=== Set exercise ===
Pull out every line below that contains the word "grid".

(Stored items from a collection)
::::
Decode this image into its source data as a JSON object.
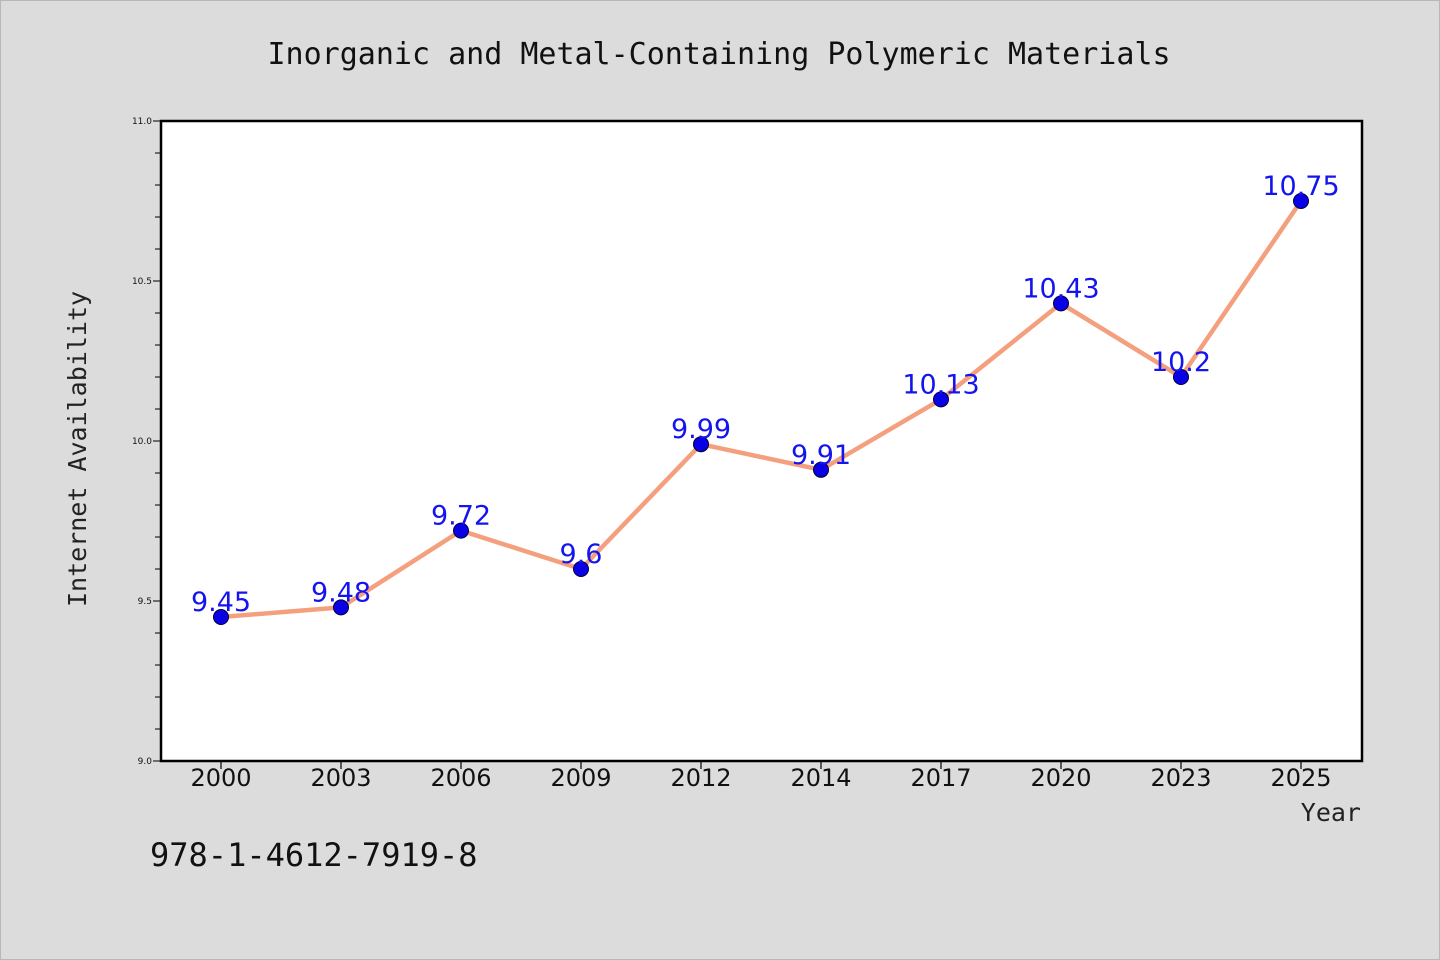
{
  "chart_data": {
    "type": "line",
    "title": "Inorganic and Metal-Containing Polymeric Materials",
    "xlabel": "Year",
    "ylabel": "Internet Availability",
    "categories": [
      "2000",
      "2003",
      "2006",
      "2009",
      "2012",
      "2014",
      "2017",
      "2020",
      "2023",
      "2025"
    ],
    "series": [
      {
        "values": [
          9.45,
          9.48,
          9.72,
          9.6,
          9.99,
          9.91,
          10.13,
          10.43,
          10.2,
          10.75
        ],
        "line_color": "#f4a07e",
        "marker_color": "#0a00e6",
        "data_labels": [
          "9.45",
          "9.48",
          "9.72",
          "9.6",
          "9.99",
          "9.91",
          "10.13",
          "10.43",
          "10.2",
          "10.75"
        ],
        "label_color": "#1414ee"
      }
    ],
    "ylim": [
      9.0,
      11.0
    ],
    "yticks": [
      "9.0",
      "9.5",
      "10.0",
      "10.5",
      "11.0"
    ],
    "grid": false,
    "legend": "none"
  },
  "footer": {
    "isbn": "978-1-4612-7919-8"
  }
}
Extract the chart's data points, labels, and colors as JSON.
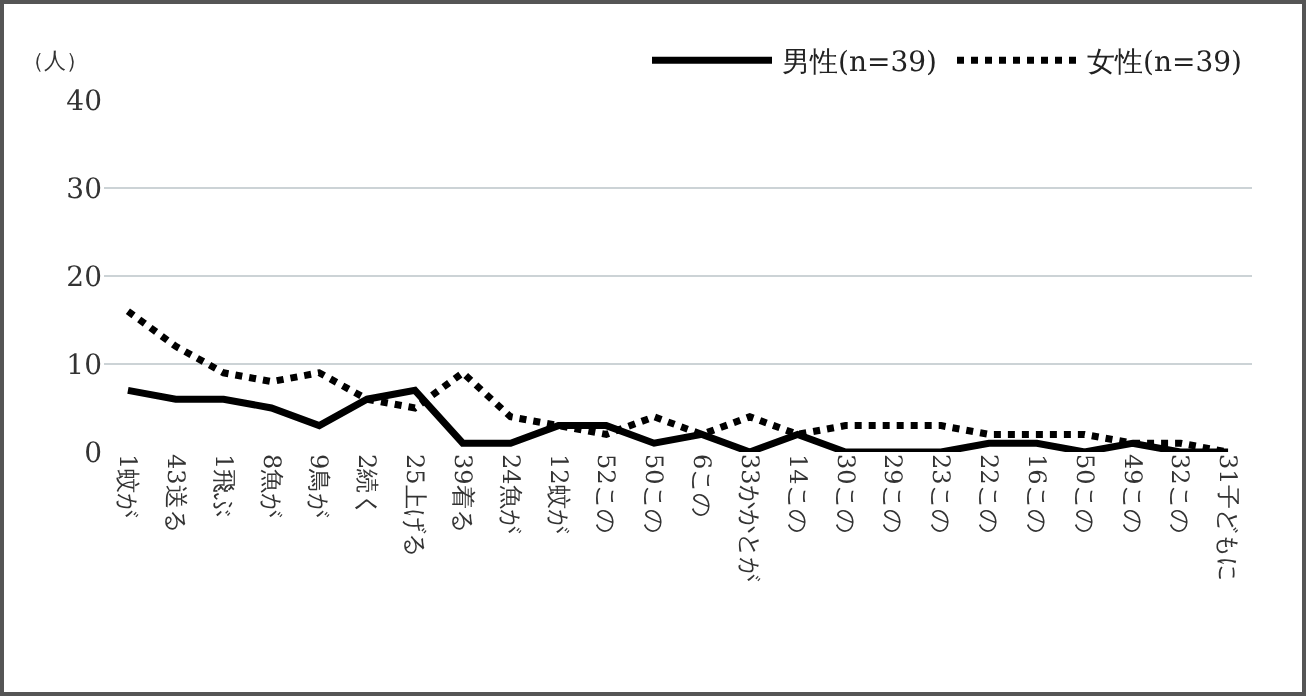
{
  "chart_data": {
    "type": "line",
    "ylabel": "（人）",
    "categories": [
      "1蚊が",
      "43送る",
      "1飛ぶ",
      "8魚が",
      "9鳥が",
      "2続く",
      "25上げる",
      "39着る",
      "24魚が",
      "12蚊が",
      "52この",
      "50この",
      "6この",
      "33かかとが",
      "14この",
      "30この",
      "29この",
      "23この",
      "22この",
      "16この",
      "50この",
      "49この",
      "32この",
      "31子どもに"
    ],
    "series": [
      {
        "name": "男性(n=39)",
        "color": "#000000",
        "line_style": "solid",
        "values": [
          7,
          6,
          6,
          5,
          3,
          6,
          7,
          1,
          1,
          3,
          3,
          1,
          2,
          0,
          2,
          0,
          0,
          0,
          1,
          1,
          0,
          1,
          0,
          0
        ]
      },
      {
        "name": "女性(n=39)",
        "color": "#000000",
        "line_style": "dotted",
        "values": [
          16,
          12,
          9,
          8,
          9,
          6,
          5,
          9,
          4,
          3,
          2,
          4,
          2,
          4,
          2,
          3,
          3,
          3,
          2,
          2,
          2,
          1,
          1,
          0
        ]
      }
    ],
    "ylim": [
      0,
      40
    ],
    "yticks": [
      0,
      10,
      20,
      30,
      40
    ],
    "grid": "y",
    "legend": "top right",
    "marker": "none"
  }
}
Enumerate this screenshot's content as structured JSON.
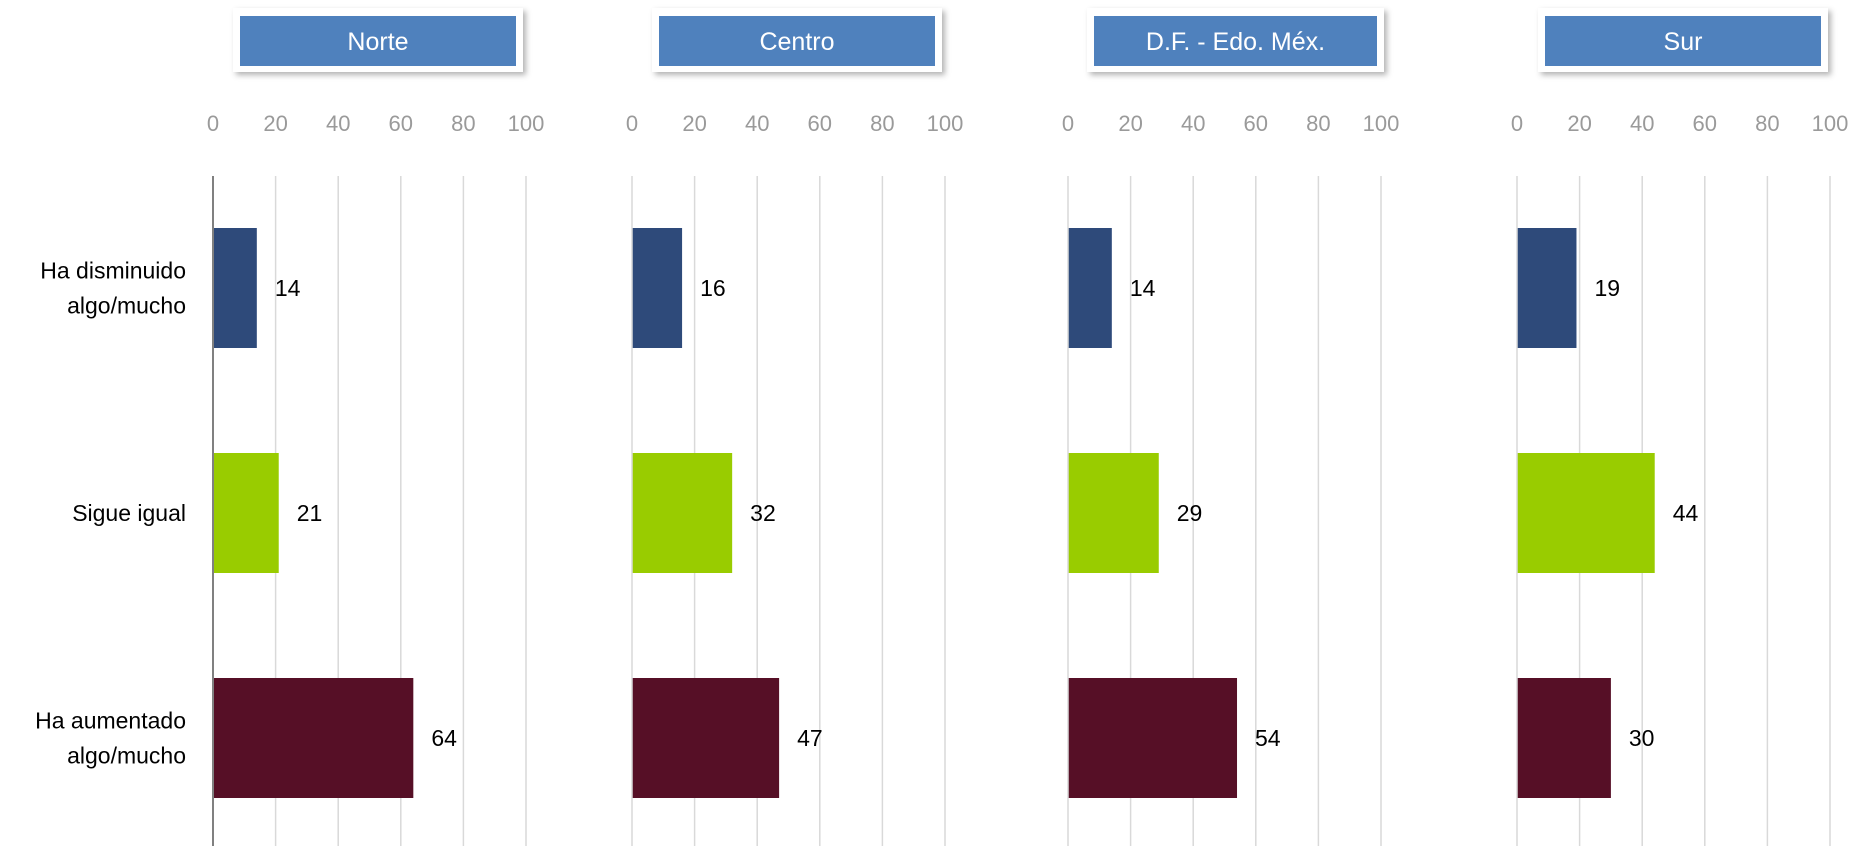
{
  "chart_data": {
    "type": "bar",
    "orientation": "horizontal",
    "categories": [
      "Ha disminuido algo/mucho",
      "Sigue igual",
      "Ha aumentado algo/mucho"
    ],
    "category_lines": [
      [
        "Ha disminuido",
        "algo/mucho"
      ],
      [
        "Sigue igual"
      ],
      [
        "Ha aumentado",
        "algo/mucho"
      ]
    ],
    "xlim": [
      0,
      100
    ],
    "ticks": [
      "0",
      "20",
      "40",
      "60",
      "80",
      "100"
    ],
    "grid": true,
    "category_colors": [
      "#2e4a7a",
      "#99cc00",
      "#560f26"
    ],
    "header_color": "#4f81bd",
    "panels": [
      {
        "name": "Norte",
        "values": [
          14,
          21,
          64
        ]
      },
      {
        "name": "Centro",
        "values": [
          16,
          32,
          47
        ]
      },
      {
        "name": "D.F. - Edo. Méx.",
        "values": [
          14,
          29,
          54
        ]
      },
      {
        "name": "Sur",
        "values": [
          19,
          44,
          30
        ]
      }
    ]
  }
}
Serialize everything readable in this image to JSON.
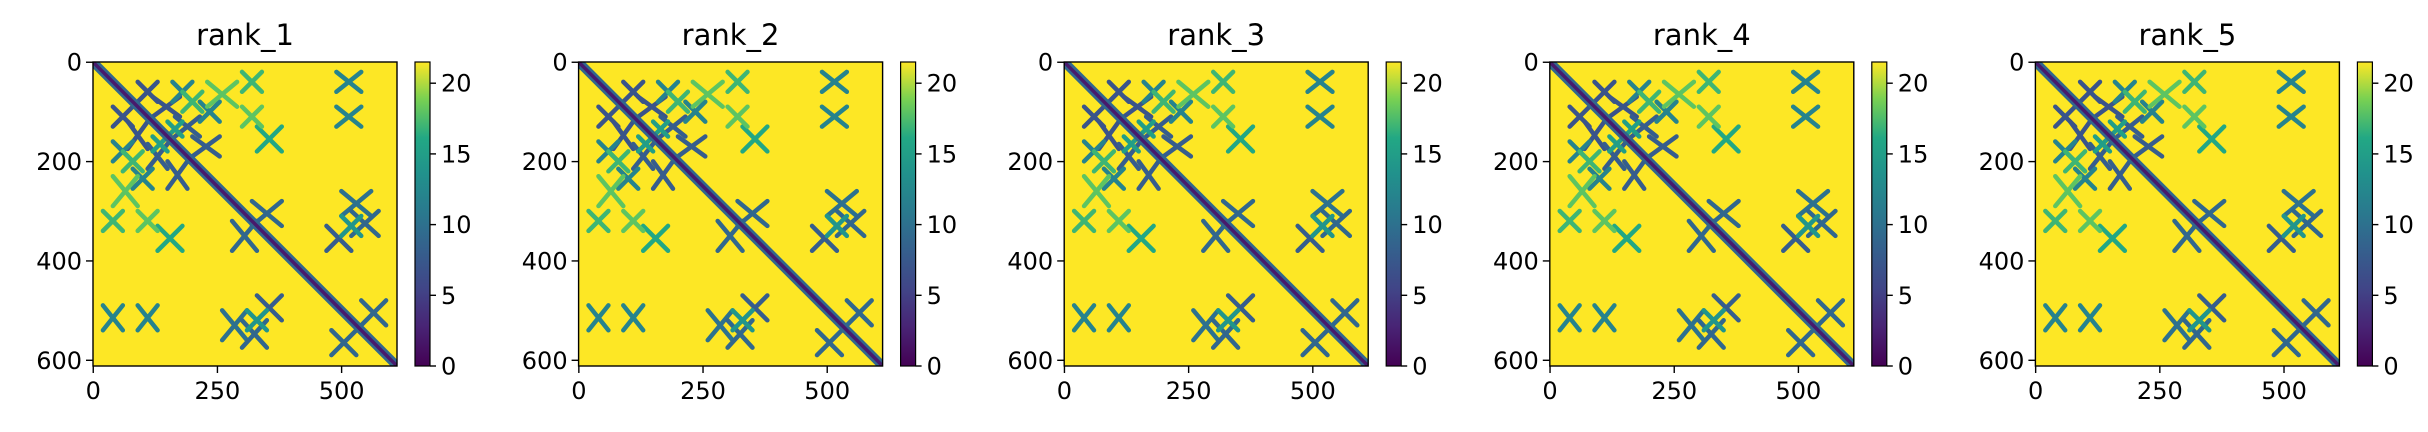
{
  "chart_data": {
    "type": "heatmap",
    "description_layout": "five side-by-side distance-matrix heatmaps, each with its own colorbar",
    "colormap": "viridis",
    "matrix_size": 612,
    "background_value": 21.5,
    "colorbar": {
      "min": 0,
      "max": 21.5,
      "ticks": [
        0,
        5,
        10,
        15,
        20
      ]
    },
    "x_ticks": [
      0,
      250,
      500
    ],
    "y_ticks": [
      0,
      200,
      400,
      600
    ],
    "xlim": [
      0,
      612
    ],
    "ylim": [
      612,
      0
    ],
    "grid": false,
    "contact_blocks": [
      {
        "i0": 90,
        "i1": 130,
        "j0": 40,
        "j1": 80,
        "value": 7
      },
      {
        "i0": 120,
        "i1": 175,
        "j0": 70,
        "j1": 110,
        "value": 7
      },
      {
        "i0": 165,
        "i1": 215,
        "j0": 110,
        "j1": 150,
        "value": 8
      },
      {
        "i0": 200,
        "i1": 255,
        "j0": 150,
        "j1": 190,
        "value": 8
      },
      {
        "i0": 160,
        "i1": 200,
        "j0": 40,
        "j1": 80,
        "value": 12
      },
      {
        "i0": 215,
        "i1": 255,
        "j0": 80,
        "j1": 120,
        "value": 12
      },
      {
        "i0": 120,
        "i1": 150,
        "j0": 150,
        "j1": 180,
        "value": 15
      },
      {
        "i0": 320,
        "i1": 380,
        "j0": 280,
        "j1": 330,
        "value": 9
      },
      {
        "i0": 330,
        "i1": 380,
        "j0": 130,
        "j1": 180,
        "value": 16
      },
      {
        "i0": 300,
        "i1": 340,
        "j0": 20,
        "j1": 60,
        "value": 17
      },
      {
        "i0": 470,
        "i1": 520,
        "j0": 330,
        "j1": 380,
        "value": 8
      },
      {
        "i0": 490,
        "i1": 540,
        "j0": 20,
        "j1": 60,
        "value": 12
      },
      {
        "i0": 490,
        "i1": 540,
        "j0": 90,
        "j1": 130,
        "value": 12
      },
      {
        "i0": 500,
        "i1": 560,
        "j0": 260,
        "j1": 310,
        "value": 10
      },
      {
        "i0": 520,
        "i1": 575,
        "j0": 300,
        "j1": 350,
        "value": 9
      },
      {
        "i0": 540,
        "i1": 590,
        "j0": 480,
        "j1": 530,
        "value": 9
      },
      {
        "i0": 60,
        "i1": 100,
        "j0": 180,
        "j1": 220,
        "value": 17
      },
      {
        "i0": 40,
        "i1": 90,
        "j0": 230,
        "j1": 290,
        "value": 18
      },
      {
        "i0": 90,
        "i1": 130,
        "j0": 300,
        "j1": 340,
        "value": 18
      },
      {
        "i0": 310,
        "i1": 350,
        "j0": 500,
        "j1": 540,
        "value": 14
      }
    ],
    "panels": [
      {
        "title": "rank_1"
      },
      {
        "title": "rank_2"
      },
      {
        "title": "rank_3"
      },
      {
        "title": "rank_4"
      },
      {
        "title": "rank_5"
      }
    ]
  }
}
::::
=== Result ===
    "grid": false,
    "grid": "y",
    "grid": true,
    "grid": false,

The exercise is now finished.